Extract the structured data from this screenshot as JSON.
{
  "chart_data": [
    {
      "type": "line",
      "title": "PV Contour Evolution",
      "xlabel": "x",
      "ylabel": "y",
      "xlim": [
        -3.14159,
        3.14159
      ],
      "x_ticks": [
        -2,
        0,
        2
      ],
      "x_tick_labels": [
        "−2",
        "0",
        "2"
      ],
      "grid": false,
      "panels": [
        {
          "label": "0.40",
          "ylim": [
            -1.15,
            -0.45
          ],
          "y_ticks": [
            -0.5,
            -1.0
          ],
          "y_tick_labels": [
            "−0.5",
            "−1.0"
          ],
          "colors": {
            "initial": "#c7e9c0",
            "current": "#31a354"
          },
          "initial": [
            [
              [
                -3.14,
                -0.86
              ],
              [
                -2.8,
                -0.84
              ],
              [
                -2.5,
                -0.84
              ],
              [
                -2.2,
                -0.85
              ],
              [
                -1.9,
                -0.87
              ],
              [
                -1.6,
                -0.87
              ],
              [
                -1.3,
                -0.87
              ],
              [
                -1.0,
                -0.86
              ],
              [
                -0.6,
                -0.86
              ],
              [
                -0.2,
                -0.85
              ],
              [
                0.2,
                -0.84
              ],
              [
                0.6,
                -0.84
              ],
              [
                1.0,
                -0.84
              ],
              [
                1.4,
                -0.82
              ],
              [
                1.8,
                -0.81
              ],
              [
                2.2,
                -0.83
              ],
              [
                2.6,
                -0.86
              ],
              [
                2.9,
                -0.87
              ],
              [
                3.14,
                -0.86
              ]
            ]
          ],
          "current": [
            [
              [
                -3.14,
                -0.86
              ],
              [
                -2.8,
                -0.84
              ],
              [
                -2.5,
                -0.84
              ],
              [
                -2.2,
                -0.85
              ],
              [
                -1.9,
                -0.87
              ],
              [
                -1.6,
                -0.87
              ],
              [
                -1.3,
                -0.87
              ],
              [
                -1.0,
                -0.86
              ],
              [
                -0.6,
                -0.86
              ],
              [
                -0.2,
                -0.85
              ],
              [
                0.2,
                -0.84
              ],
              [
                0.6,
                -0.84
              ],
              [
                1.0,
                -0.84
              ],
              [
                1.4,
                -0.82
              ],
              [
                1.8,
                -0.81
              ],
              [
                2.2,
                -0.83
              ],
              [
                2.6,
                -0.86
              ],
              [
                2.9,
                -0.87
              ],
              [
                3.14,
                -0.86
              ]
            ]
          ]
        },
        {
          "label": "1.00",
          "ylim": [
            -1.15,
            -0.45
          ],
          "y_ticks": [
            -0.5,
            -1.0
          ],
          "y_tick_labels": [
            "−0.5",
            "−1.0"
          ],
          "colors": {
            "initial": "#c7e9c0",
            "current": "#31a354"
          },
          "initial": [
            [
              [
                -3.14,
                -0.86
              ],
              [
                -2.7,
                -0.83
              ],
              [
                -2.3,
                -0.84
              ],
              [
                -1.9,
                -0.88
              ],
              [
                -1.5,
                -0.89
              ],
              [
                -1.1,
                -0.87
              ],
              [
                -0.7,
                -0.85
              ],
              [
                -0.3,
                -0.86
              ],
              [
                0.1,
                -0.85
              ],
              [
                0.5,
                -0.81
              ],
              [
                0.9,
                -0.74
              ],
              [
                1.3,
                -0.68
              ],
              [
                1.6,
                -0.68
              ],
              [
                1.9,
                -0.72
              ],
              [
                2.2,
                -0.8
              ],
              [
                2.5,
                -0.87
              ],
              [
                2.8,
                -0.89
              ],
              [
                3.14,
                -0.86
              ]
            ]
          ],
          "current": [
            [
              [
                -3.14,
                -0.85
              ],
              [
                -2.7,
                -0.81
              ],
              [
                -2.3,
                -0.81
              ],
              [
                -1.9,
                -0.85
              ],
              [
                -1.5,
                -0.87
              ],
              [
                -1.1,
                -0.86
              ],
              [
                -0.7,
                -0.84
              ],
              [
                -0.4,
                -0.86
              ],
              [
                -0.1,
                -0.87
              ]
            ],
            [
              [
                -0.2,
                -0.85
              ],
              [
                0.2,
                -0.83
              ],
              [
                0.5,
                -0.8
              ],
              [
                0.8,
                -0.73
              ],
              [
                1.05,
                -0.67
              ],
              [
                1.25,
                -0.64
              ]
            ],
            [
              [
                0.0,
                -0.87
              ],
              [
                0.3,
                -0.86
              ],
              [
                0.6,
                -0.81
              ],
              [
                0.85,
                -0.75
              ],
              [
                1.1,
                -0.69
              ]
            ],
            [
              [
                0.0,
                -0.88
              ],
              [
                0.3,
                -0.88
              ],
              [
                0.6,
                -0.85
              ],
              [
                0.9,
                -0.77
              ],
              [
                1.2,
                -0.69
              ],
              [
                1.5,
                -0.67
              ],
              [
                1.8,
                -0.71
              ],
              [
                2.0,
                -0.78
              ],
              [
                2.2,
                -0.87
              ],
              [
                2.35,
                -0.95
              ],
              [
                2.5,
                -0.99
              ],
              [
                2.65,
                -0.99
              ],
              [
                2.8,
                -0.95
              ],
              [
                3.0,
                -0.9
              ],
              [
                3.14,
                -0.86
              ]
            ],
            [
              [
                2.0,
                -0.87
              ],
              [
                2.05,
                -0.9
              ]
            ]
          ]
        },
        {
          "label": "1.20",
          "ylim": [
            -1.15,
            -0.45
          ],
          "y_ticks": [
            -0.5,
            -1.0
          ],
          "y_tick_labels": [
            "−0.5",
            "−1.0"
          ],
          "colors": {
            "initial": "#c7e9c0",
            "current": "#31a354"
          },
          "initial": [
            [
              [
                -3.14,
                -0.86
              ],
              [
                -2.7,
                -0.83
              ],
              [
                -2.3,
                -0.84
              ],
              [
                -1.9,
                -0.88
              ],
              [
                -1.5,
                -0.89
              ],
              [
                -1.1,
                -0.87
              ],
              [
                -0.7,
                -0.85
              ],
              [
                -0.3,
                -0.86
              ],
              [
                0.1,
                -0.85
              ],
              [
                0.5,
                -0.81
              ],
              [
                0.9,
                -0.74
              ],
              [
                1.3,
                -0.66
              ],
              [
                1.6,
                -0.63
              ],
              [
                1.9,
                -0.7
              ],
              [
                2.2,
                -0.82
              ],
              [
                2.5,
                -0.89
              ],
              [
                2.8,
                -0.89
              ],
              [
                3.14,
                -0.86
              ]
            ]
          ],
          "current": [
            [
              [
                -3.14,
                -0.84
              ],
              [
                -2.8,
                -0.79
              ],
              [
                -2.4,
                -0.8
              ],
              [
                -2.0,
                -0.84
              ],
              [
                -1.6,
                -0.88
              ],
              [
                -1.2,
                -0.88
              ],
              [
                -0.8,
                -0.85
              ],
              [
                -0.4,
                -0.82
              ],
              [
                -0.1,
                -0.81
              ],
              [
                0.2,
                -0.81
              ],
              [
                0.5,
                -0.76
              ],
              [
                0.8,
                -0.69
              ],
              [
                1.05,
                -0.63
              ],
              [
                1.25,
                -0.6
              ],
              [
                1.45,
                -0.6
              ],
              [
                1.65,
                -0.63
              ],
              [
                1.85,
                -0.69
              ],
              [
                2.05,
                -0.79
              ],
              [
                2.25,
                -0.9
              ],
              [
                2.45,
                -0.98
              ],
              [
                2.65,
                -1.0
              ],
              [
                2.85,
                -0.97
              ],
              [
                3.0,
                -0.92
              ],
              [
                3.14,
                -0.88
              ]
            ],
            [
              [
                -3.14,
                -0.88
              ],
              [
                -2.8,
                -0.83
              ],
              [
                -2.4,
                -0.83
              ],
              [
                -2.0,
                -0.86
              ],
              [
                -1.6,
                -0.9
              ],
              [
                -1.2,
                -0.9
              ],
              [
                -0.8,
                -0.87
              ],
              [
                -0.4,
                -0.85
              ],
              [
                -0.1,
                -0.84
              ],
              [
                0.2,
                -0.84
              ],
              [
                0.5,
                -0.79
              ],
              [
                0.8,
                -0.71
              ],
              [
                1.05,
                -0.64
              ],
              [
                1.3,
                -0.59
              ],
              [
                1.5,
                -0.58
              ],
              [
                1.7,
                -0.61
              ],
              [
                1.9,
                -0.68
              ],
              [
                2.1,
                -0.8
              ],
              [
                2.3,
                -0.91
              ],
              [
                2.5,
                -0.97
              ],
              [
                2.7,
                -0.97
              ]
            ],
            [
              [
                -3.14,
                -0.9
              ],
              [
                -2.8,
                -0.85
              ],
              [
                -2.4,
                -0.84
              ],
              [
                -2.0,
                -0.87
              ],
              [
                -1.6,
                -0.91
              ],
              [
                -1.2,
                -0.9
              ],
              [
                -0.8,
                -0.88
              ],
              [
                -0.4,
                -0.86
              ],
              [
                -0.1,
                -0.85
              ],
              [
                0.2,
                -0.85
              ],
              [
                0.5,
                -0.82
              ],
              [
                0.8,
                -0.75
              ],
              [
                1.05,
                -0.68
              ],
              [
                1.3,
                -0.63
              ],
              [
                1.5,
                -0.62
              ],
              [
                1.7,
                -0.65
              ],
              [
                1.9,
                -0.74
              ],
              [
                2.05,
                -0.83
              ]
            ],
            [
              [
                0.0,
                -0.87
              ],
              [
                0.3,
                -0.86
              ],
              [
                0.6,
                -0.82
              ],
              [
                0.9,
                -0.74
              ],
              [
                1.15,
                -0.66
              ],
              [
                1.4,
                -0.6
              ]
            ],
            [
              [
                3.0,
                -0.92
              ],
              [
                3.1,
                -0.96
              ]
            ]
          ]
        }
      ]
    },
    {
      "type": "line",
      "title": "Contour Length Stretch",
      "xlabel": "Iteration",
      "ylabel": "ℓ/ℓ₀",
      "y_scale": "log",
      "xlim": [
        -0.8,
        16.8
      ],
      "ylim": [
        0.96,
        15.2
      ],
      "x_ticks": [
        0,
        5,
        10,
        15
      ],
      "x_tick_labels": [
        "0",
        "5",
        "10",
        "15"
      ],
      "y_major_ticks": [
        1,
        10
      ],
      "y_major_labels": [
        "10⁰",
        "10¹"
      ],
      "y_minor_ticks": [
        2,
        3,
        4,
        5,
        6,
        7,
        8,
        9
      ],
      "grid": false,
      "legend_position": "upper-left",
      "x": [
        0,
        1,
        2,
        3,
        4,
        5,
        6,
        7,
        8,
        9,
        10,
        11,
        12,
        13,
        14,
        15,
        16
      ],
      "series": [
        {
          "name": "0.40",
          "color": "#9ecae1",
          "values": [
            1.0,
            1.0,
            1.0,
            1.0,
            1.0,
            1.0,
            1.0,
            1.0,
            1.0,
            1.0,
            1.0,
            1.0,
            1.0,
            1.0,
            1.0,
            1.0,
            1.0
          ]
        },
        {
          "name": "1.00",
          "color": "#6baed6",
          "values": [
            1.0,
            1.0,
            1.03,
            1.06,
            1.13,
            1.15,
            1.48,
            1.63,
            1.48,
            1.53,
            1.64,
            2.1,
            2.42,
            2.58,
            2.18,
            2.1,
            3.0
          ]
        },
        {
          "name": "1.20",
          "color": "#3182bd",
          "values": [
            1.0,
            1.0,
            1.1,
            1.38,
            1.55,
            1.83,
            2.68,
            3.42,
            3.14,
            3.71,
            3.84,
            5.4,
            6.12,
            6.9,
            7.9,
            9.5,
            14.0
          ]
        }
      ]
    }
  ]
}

════

▶ Directions: Copy each line from the data above that includes "Contour".

▶ Solved exercise:
      "title": "PV Contour Evolution",
      "title": "Contour Length Stretch",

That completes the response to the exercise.